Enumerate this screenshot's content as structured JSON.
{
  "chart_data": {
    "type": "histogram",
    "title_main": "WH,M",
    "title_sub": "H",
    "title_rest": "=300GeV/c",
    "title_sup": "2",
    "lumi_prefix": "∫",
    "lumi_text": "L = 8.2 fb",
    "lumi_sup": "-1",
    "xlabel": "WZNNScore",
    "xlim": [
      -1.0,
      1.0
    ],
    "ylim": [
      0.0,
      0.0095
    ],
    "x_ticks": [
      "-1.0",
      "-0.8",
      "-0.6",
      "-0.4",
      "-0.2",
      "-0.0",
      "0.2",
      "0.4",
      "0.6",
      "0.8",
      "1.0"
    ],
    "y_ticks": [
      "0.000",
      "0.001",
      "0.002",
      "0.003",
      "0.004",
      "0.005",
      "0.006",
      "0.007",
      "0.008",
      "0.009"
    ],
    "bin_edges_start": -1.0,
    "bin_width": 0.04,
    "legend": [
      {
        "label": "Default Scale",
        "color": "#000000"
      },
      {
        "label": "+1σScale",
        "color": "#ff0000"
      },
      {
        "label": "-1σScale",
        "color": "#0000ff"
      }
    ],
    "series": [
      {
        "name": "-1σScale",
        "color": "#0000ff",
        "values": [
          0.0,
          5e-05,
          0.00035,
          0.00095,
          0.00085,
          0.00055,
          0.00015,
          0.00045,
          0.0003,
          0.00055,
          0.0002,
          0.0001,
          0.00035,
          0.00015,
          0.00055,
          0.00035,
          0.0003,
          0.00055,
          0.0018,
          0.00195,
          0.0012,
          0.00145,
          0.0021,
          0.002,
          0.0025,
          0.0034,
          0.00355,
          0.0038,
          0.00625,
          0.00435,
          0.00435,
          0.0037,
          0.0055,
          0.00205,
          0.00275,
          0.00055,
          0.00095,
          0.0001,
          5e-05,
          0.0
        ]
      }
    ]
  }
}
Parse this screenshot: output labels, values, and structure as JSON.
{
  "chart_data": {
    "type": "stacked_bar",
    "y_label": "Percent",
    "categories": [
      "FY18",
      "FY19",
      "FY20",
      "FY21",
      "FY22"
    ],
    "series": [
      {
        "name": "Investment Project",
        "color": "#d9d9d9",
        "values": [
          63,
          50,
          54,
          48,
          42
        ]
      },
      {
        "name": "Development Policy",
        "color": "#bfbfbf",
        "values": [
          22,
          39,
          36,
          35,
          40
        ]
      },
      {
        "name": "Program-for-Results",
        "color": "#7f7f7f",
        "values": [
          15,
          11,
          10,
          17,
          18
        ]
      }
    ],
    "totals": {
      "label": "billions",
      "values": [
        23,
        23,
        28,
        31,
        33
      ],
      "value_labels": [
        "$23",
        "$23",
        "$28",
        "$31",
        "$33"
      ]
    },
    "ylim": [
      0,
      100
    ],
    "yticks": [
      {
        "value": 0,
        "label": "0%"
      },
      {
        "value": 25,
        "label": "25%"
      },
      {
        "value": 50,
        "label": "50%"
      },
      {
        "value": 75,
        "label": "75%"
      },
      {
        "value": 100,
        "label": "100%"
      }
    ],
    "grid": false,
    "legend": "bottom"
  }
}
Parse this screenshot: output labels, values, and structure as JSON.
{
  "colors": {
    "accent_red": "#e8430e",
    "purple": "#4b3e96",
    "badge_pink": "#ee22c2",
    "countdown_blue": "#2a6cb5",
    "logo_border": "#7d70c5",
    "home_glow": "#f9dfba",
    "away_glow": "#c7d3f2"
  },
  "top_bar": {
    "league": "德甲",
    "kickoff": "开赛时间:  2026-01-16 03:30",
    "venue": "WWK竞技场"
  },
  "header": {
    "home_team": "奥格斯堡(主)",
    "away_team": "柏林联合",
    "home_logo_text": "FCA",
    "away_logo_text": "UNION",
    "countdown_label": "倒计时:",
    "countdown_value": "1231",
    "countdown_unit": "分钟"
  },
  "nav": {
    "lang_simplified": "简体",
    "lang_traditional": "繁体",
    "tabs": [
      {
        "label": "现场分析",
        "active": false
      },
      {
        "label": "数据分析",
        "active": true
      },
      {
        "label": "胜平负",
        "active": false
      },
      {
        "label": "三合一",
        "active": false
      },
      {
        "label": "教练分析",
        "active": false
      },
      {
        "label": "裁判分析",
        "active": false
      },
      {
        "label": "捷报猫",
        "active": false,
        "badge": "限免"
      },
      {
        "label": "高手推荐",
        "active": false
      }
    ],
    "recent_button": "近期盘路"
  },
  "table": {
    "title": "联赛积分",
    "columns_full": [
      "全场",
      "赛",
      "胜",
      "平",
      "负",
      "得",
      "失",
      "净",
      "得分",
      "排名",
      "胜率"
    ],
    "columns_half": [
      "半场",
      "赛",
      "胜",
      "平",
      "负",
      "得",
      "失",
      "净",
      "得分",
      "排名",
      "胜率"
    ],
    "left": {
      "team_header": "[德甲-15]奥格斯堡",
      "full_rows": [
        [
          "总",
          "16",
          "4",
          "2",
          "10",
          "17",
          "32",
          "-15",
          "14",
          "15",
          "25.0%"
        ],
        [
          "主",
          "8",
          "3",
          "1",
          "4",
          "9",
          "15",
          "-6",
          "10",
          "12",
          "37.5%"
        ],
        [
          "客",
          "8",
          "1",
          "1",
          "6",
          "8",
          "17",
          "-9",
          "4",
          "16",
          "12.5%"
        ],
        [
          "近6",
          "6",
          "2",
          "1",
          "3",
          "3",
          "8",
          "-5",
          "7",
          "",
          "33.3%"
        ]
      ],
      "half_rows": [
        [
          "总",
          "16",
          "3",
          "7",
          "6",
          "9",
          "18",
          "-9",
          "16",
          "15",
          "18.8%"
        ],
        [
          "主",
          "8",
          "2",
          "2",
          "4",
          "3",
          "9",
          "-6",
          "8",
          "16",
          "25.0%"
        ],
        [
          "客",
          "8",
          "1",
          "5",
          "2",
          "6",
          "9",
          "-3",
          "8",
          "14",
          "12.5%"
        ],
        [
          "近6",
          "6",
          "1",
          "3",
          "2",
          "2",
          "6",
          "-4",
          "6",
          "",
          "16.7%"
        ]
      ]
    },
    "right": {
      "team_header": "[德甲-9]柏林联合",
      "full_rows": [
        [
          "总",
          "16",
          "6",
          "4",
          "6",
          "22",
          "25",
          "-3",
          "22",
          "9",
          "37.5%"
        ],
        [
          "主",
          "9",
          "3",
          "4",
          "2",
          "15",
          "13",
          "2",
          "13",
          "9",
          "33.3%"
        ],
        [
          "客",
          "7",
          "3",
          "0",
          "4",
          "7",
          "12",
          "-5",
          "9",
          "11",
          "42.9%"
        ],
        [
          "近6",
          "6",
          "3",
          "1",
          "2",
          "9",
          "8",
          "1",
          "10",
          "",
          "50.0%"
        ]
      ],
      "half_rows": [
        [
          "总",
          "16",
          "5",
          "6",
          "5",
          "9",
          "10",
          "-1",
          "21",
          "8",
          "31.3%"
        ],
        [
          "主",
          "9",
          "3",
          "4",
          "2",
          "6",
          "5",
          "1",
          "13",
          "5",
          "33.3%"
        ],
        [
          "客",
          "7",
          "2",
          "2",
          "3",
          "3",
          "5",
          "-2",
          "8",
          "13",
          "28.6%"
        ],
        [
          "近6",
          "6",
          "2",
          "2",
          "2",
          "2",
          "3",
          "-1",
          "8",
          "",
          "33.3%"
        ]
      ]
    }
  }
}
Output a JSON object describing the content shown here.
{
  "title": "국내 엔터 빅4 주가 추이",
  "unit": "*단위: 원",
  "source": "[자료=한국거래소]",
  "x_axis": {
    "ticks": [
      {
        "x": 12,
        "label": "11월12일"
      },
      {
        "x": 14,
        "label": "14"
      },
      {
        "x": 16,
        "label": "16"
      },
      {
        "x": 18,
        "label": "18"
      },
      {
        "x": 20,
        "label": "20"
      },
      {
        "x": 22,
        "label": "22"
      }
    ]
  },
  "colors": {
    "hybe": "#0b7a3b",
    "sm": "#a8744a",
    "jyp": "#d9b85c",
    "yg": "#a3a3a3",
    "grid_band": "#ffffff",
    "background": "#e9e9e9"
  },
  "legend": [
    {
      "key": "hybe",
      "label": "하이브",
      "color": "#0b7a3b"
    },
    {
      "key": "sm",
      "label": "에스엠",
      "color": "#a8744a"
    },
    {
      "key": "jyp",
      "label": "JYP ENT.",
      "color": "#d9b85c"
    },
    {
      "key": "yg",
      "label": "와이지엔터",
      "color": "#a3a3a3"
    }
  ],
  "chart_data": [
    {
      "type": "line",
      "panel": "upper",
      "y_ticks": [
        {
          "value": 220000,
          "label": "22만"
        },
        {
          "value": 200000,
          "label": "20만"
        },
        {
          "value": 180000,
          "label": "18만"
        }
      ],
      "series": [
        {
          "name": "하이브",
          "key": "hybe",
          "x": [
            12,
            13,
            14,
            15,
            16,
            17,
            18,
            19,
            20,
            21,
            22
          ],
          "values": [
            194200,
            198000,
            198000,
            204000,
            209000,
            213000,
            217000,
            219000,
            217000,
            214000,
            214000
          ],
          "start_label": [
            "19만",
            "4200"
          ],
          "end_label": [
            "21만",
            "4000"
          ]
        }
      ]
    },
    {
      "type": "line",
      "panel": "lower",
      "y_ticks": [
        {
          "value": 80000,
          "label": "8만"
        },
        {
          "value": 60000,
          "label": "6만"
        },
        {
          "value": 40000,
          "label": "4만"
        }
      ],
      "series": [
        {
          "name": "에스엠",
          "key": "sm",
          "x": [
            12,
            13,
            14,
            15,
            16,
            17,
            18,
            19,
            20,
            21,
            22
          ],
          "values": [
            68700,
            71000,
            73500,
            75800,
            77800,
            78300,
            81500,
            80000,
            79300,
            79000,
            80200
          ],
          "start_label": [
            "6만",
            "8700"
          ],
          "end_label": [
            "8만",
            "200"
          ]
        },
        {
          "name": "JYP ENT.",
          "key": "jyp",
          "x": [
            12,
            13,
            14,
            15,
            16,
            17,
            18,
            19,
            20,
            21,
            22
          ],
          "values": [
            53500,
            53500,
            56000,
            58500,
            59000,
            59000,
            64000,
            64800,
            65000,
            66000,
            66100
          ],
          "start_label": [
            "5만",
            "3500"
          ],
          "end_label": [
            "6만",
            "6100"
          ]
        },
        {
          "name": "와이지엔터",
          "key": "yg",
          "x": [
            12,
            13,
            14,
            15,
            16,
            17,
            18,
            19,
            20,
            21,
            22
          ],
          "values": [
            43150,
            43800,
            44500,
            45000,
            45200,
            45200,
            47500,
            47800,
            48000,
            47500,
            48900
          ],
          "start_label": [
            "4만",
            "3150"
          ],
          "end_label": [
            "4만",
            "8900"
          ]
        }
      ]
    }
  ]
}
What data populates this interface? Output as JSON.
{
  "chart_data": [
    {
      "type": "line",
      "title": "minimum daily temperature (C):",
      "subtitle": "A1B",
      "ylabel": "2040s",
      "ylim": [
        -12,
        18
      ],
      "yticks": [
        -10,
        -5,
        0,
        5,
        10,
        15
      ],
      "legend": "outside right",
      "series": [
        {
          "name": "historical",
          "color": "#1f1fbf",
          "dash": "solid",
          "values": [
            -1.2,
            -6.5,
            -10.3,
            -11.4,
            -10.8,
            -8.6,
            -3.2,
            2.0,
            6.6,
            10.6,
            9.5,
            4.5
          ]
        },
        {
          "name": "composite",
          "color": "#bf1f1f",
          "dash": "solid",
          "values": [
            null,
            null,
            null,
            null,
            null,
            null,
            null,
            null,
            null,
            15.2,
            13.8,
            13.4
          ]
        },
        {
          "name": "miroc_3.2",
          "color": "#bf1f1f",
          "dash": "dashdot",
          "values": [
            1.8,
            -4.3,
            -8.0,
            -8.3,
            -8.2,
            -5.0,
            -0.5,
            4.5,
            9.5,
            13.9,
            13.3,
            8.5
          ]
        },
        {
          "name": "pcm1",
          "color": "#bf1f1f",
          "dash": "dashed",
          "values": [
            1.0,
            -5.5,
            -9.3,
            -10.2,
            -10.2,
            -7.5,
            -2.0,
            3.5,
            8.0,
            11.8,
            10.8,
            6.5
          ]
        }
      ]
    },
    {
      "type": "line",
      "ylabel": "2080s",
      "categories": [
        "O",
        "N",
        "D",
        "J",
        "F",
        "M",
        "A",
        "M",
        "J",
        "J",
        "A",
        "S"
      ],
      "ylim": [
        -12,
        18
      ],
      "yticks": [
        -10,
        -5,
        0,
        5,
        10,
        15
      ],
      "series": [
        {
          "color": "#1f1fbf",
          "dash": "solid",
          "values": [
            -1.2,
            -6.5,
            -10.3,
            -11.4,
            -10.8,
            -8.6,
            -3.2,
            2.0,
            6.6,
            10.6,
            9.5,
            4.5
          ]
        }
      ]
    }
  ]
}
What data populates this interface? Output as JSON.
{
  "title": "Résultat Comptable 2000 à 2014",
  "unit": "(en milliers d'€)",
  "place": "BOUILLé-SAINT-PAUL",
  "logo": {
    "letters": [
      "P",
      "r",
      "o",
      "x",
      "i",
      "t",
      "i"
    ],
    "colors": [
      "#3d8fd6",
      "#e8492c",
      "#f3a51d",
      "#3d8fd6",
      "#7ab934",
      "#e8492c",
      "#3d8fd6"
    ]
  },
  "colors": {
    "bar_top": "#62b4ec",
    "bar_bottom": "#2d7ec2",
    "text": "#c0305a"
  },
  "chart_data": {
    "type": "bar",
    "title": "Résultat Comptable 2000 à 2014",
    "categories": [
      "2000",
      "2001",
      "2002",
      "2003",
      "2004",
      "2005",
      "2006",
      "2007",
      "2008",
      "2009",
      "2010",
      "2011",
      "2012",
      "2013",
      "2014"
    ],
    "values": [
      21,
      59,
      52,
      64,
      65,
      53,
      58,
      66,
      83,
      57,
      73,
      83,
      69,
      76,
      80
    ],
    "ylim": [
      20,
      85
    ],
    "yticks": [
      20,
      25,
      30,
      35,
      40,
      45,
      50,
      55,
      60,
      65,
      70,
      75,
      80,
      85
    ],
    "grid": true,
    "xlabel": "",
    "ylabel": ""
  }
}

++++++++++

**Directive**
Which lines contain the word "name"? Copy each of them.

**Reply**
        "name": "-1σScale",
        "name": "Investment Project",
        "name": "Development Policy",
        "name": "Program-for-Results",
          "name": "하이브",
          "name": "에스엠",
          "name": "JYP ENT.",
          "name": "와이지엔터",
          "name": "historical",
          "name": "composite",
          "name": "miroc_3.2",
          "name": "pcm1",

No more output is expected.